* _Figure data in JSON_
__________

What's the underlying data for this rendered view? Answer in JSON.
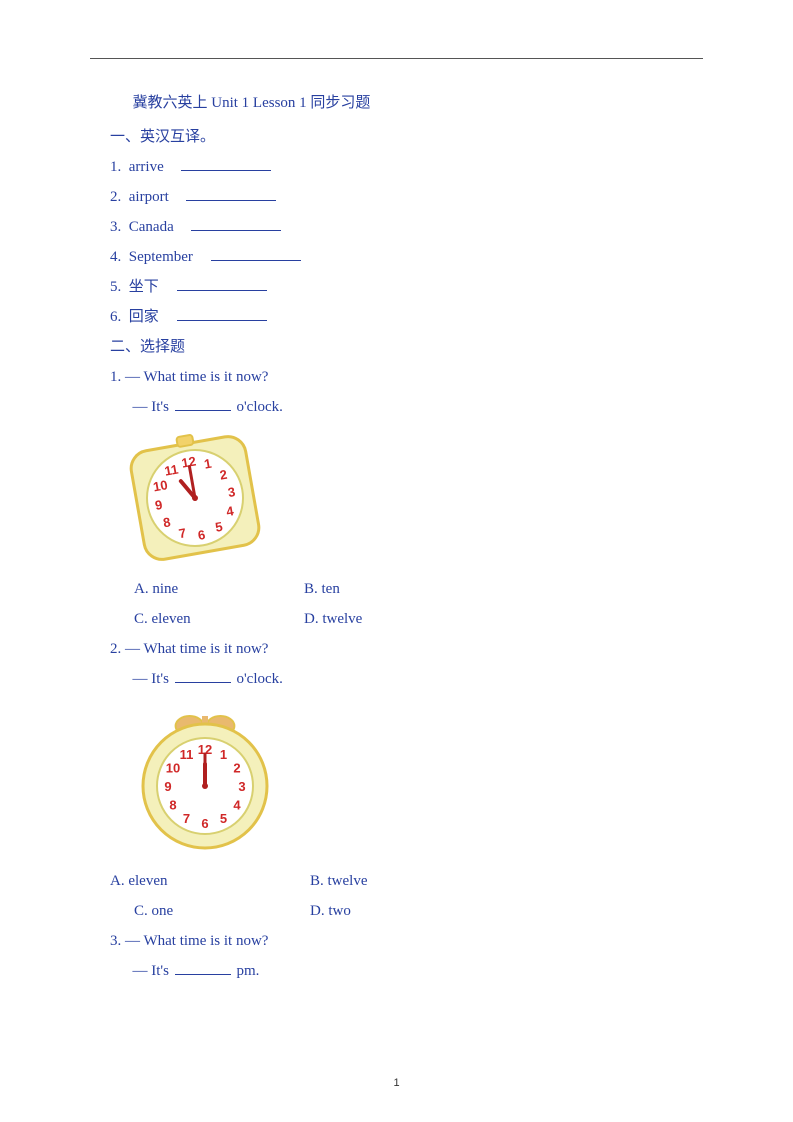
{
  "text_color": "#2840a0",
  "title": "冀教六英上 Unit 1 Lesson 1 同步习题",
  "section1": {
    "heading": "一、英汉互译。",
    "items": [
      {
        "n": "1.",
        "word": "arrive"
      },
      {
        "n": "2.",
        "word": "airport"
      },
      {
        "n": "3.",
        "word": "Canada"
      },
      {
        "n": "4.",
        "word": "September"
      },
      {
        "n": "5.",
        "word": "坐下"
      },
      {
        "n": "6.",
        "word": "回家"
      }
    ]
  },
  "section2": {
    "heading": "二、选择题",
    "q1": {
      "num": "1.",
      "line1": "— What time is it now?",
      "line2_a": "— It's",
      "line2_b": "o'clock.",
      "opts": {
        "A": "A. nine",
        "B": "B. ten",
        "C": "C. eleven",
        "D": "D. twelve"
      },
      "clock": {
        "rotate": -10,
        "body_fill": "#f4f0bb",
        "body_stroke": "#e2c24a",
        "face_fill": "#ffffff",
        "face_stroke": "#d8d070",
        "num_color": "#d02828",
        "hand_color": "#b02020",
        "hour_angle": 330,
        "minute_angle": 0,
        "button_fill": "#f2d26a"
      }
    },
    "q2": {
      "num": "2.",
      "line1": "— What time is it now?",
      "line2_a": "— It's",
      "line2_b": "o'clock.",
      "opts": {
        "A": "A. eleven",
        "B": "B. twelve",
        "C": "C. one",
        "D": "D. two"
      },
      "clock": {
        "rotate": 0,
        "body_fill": "#f4f0bb",
        "body_stroke": "#e2c24a",
        "face_fill": "#ffffff",
        "face_stroke": "#d8d070",
        "num_color": "#d02828",
        "hand_color": "#b02020",
        "hour_angle": 0,
        "minute_angle": 0,
        "bells_fill": "#e9b96e"
      }
    },
    "q3": {
      "num": "3.",
      "line1": "— What time is it now?",
      "line2_a": "— It's",
      "line2_b": "pm."
    }
  },
  "page_number": "1",
  "clock_numbers": [
    "12",
    "1",
    "2",
    "3",
    "4",
    "5",
    "6",
    "7",
    "8",
    "9",
    "10",
    "11"
  ]
}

__________

* _Task brief_
Keep the pictures out and write out the records exactly.

* _Solution for this task_
What's the underlying data for this rendered view? Answer in JSON.
{
  "text_color": "#2840a0",
  "title": "冀教六英上 Unit 1 Lesson 1 同步习题",
  "section1": {
    "heading": "一、英汉互译。",
    "items": [
      {
        "n": "1.",
        "word": "arrive"
      },
      {
        "n": "2.",
        "word": "airport"
      },
      {
        "n": "3.",
        "word": "Canada"
      },
      {
        "n": "4.",
        "word": "September"
      },
      {
        "n": "5.",
        "word": "坐下"
      },
      {
        "n": "6.",
        "word": "回家"
      }
    ]
  },
  "section2": {
    "heading": "二、选择题",
    "q1": {
      "num": "1.",
      "line1": "— What time is it now?",
      "line2_a": "— It's",
      "line2_b": "o'clock.",
      "opts": {
        "A": "A. nine",
        "B": "B. ten",
        "C": "C. eleven",
        "D": "D. twelve"
      },
      "clock": {
        "rotate": -10,
        "body_fill": "#f4f0bb",
        "body_stroke": "#e2c24a",
        "face_fill": "#ffffff",
        "face_stroke": "#d8d070",
        "num_color": "#d02828",
        "hand_color": "#b02020",
        "hour_angle": 330,
        "minute_angle": 0,
        "button_fill": "#f2d26a"
      }
    },
    "q2": {
      "num": "2.",
      "line1": "— What time is it now?",
      "line2_a": "— It's",
      "line2_b": "o'clock.",
      "opts": {
        "A": "A. eleven",
        "B": "B. twelve",
        "C": "C. one",
        "D": "D. two"
      },
      "clock": {
        "rotate": 0,
        "body_fill": "#f4f0bb",
        "body_stroke": "#e2c24a",
        "face_fill": "#ffffff",
        "face_stroke": "#d8d070",
        "num_color": "#d02828",
        "hand_color": "#b02020",
        "hour_angle": 0,
        "minute_angle": 0,
        "bells_fill": "#e9b96e"
      }
    },
    "q3": {
      "num": "3.",
      "line1": "— What time is it now?",
      "line2_a": "— It's",
      "line2_b": "pm."
    }
  },
  "page_number": "1",
  "clock_numbers": [
    "12",
    "1",
    "2",
    "3",
    "4",
    "5",
    "6",
    "7",
    "8",
    "9",
    "10",
    "11"
  ]
}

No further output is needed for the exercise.